Objective:
Check every line of the entries below for the word "shipping", and copy the ones that have it.

BEGIN Records

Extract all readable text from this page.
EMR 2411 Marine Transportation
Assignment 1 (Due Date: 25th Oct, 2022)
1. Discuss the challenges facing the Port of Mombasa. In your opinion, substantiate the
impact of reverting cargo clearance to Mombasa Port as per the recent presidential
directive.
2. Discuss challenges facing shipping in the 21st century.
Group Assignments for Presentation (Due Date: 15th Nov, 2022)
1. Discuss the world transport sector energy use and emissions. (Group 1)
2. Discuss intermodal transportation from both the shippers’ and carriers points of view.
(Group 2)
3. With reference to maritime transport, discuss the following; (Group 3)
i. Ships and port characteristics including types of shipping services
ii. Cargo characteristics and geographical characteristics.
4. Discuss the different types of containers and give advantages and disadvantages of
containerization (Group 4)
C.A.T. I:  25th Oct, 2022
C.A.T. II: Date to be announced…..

END Records

Finished exercise:
2. Discuss challenges facing shipping in the 21st century.
i. Ships and port characteristics including types of shipping services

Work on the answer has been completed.